_What is asked_
Please write the listing below out again exactly, leaving every picture behind.

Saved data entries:

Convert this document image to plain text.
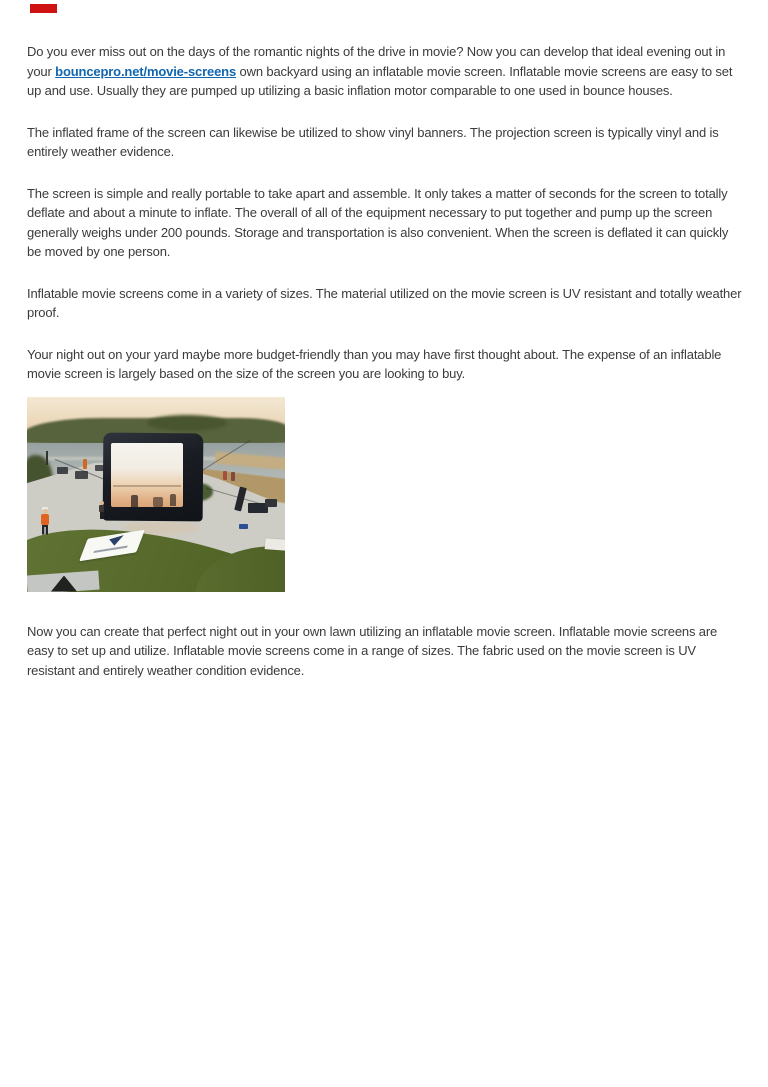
Do you ever miss out on the days of the romantic nights of the drive in movie? Now you can develop that ideal evening out in your bouncepro.net/movie-screens own backyard using an inflatable movie screen. Inflatable movie screens are easy to set up and use. Usually they are pumped up utilizing a basic inflation motor comparable to one used in bounce houses.

The inflated frame of the screen can likewise be utilized to show vinyl banners. The projection screen is typically vinyl and is entirely weather evidence.

The screen is simple and really portable to take apart and assemble. It only takes a matter of seconds for the screen to totally deflate and about a minute to inflate. The overall of all of the equipment necessary to put together and pump up the screen generally weighs under 200 pounds. Storage and transportation is also convenient. When the screen is deflated it can quickly be moved by one person.

Inflatable movie screens come in a variety of sizes. The material utilized on the movie screen is UV resistant and totally weather proof.

Your night out on your yard maybe more budget-friendly than you may have first thought about. The expense of an inflatable movie screen is largely based on the size of the screen you are looking to buy.

Now you can create that perfect night out in your own lawn utilizing an inflatable movie screen. Inflatable movie screens are easy to set up and utilize. Inflatable movie screens come in a range of sizes. The fabric used on the movie screen is UV resistant and entirely weather condition evidence.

_Complete answer_
Convert this document image to plain text.
Do you ever miss out on the days of the romantic nights of the drive in movie? Now you can develop that ideal evening out in your bouncepro.net/movie-screens own backyard using an inflatable movie screen. Inflatable movie screens are easy to set up and use. Usually they are pumped up utilizing a basic inflation motor comparable to one used in bounce houses.

The inflated frame of the screen can likewise be utilized to show vinyl banners. The projection screen is typically vinyl and is entirely weather evidence.

The screen is simple and really portable to take apart and assemble. It only takes a matter of seconds for the screen to totally deflate and about a minute to inflate. The overall of all of the equipment necessary to put together and pump up the screen generally weighs under 200 pounds. Storage and transportation is also convenient. When the screen is deflated it can quickly be moved by one person.

Inflatable movie screens come in a variety of sizes. The material utilized on the movie screen is UV resistant and totally weather proof.

Your night out on your yard maybe more budget-friendly than you may have first thought about. The expense of an inflatable movie screen is largely based on the size of the screen you are looking to buy.

Now you can create that perfect night out in your own lawn utilizing an inflatable movie screen. Inflatable movie screens are easy to set up and utilize. Inflatable movie screens come in a range of sizes. The fabric used on the movie screen is UV resistant and entirely weather condition evidence.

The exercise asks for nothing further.